#### Required work
Check each line for the string "audio" and give only the count of lines that have it.

#### Record list
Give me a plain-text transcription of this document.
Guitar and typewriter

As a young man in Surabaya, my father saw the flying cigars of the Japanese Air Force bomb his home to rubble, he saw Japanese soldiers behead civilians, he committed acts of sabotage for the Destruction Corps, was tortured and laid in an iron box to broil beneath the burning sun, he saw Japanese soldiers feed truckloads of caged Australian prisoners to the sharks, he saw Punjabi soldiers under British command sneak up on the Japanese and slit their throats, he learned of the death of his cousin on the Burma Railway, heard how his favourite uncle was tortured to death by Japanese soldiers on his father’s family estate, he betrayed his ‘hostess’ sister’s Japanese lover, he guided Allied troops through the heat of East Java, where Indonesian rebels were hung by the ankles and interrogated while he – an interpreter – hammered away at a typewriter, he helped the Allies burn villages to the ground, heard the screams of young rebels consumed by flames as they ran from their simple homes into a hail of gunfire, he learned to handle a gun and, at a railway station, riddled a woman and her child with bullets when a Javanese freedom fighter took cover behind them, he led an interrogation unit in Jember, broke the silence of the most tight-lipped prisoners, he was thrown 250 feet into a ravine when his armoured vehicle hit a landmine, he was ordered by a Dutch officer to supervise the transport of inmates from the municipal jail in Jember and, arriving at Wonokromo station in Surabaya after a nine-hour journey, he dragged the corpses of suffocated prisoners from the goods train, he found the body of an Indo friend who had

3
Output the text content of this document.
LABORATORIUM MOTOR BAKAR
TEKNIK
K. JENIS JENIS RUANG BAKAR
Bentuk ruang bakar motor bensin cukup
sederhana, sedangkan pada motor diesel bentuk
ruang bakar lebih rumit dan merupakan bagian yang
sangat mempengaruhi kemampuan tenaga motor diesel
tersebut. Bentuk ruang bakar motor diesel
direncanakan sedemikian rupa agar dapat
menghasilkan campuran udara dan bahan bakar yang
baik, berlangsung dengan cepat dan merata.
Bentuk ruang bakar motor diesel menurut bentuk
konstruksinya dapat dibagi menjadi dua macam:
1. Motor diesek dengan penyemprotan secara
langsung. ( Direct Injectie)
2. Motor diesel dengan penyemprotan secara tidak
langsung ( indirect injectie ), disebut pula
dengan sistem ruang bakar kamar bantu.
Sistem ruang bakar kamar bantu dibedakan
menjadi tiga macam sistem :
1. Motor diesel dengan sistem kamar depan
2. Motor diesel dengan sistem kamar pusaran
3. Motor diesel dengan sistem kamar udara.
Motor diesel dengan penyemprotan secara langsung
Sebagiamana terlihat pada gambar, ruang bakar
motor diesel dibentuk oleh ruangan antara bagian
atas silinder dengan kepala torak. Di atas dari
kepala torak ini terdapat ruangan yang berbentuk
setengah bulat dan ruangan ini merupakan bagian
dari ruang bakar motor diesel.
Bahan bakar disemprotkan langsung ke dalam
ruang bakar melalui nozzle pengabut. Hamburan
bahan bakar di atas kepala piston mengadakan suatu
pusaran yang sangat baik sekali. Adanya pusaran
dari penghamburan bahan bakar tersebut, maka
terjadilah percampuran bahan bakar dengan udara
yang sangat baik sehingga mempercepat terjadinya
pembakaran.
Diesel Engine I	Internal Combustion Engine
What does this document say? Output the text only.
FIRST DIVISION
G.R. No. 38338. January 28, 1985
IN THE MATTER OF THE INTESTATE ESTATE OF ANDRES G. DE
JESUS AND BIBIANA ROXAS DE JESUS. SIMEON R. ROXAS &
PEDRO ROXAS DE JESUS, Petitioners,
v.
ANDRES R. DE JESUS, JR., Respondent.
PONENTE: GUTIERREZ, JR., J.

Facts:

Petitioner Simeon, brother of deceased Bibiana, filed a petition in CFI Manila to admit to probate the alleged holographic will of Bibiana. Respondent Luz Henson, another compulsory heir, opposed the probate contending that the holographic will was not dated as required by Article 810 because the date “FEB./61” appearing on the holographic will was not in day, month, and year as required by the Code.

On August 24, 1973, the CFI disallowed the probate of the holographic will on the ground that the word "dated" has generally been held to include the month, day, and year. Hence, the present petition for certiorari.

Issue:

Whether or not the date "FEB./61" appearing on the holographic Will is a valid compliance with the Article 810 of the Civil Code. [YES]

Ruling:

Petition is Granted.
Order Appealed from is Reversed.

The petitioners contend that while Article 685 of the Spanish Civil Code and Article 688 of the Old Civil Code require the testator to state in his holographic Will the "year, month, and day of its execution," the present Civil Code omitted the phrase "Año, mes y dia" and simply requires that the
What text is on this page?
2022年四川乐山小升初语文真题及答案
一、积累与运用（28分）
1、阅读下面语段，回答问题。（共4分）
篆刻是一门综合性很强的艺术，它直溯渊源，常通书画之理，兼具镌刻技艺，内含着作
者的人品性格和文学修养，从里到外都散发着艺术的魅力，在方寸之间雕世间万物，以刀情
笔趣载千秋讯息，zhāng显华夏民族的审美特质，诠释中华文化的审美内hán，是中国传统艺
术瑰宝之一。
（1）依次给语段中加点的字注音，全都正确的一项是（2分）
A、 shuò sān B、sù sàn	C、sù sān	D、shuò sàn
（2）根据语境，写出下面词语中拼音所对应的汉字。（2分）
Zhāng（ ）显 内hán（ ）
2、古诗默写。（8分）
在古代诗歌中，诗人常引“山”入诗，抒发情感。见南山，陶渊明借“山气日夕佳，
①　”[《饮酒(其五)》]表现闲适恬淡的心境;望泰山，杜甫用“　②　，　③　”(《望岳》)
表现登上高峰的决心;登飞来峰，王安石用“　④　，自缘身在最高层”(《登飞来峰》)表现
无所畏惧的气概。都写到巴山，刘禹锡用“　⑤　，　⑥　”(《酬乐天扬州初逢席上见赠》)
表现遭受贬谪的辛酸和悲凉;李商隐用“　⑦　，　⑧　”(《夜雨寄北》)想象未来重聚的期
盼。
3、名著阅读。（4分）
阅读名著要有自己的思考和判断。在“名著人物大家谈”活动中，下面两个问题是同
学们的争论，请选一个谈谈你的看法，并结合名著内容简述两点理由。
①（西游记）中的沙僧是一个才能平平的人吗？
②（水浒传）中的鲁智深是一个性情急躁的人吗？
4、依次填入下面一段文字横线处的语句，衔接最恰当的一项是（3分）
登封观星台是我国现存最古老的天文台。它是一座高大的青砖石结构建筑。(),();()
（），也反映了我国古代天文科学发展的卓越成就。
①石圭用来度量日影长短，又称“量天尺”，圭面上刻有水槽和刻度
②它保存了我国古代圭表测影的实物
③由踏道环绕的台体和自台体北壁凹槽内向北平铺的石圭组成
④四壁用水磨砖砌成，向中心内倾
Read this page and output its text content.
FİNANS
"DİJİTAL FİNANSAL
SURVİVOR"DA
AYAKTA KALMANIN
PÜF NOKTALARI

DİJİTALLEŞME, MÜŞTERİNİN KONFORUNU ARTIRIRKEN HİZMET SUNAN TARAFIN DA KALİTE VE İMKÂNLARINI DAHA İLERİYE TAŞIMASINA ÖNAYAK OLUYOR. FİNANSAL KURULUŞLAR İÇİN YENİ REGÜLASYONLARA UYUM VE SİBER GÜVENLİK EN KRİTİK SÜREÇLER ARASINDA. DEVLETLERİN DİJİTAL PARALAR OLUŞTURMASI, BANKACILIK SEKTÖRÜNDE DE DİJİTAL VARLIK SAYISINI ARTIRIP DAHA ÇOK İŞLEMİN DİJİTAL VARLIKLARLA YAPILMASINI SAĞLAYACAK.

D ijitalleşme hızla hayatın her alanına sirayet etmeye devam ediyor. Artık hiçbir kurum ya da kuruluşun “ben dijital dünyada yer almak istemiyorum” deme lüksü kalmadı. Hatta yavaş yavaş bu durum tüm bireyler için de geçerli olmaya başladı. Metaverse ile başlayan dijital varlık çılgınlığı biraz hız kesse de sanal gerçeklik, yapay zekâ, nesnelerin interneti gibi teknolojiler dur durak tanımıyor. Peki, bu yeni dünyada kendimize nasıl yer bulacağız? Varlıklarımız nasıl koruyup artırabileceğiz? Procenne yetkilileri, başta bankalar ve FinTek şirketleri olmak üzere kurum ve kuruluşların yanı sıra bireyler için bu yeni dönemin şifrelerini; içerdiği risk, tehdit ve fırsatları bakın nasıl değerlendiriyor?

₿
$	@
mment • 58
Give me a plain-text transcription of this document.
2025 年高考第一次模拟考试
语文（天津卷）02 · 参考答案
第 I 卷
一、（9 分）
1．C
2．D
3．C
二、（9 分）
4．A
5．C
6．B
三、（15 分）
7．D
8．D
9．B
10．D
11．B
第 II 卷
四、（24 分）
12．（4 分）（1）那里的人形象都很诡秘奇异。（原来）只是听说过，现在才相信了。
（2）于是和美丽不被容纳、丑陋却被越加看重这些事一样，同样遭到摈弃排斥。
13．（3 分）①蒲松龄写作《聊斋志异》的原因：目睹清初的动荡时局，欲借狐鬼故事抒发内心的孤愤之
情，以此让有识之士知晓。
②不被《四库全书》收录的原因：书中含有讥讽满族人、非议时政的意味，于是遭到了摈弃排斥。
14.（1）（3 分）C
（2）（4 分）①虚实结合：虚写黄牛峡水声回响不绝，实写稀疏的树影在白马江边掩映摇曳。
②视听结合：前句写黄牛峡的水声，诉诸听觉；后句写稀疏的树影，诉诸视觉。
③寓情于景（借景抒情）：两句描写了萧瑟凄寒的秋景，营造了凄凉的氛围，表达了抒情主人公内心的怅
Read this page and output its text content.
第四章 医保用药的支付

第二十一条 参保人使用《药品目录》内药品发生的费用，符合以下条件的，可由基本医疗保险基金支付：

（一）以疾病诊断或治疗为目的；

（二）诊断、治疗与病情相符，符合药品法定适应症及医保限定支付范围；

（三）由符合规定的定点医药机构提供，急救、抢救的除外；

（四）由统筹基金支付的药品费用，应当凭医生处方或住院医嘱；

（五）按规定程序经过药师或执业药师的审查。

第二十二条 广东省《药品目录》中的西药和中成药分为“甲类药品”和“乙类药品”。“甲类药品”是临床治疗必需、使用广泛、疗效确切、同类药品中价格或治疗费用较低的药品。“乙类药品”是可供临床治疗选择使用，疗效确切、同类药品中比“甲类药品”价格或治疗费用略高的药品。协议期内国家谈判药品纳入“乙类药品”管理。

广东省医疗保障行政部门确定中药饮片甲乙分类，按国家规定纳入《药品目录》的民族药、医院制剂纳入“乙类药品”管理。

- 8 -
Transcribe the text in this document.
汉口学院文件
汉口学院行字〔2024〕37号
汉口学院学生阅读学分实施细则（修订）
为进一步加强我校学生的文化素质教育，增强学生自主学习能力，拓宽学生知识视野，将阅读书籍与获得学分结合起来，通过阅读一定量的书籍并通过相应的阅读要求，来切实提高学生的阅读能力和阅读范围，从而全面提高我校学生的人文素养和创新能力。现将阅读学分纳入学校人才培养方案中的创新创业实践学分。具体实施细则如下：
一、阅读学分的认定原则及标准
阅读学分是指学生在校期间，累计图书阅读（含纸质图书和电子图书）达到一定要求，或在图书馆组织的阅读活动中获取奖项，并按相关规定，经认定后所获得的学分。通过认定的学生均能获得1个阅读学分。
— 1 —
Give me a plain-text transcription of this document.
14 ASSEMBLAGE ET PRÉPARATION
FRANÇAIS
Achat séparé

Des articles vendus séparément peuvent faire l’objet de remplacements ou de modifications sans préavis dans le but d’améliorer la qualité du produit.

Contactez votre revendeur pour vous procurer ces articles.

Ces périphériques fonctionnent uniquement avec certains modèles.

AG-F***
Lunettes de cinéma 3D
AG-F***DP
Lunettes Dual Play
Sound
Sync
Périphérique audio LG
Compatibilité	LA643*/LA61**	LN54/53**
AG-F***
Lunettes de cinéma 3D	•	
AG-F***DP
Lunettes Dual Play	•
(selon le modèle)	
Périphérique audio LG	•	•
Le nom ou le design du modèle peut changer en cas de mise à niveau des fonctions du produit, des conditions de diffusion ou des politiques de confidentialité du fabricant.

#### Result of this task
2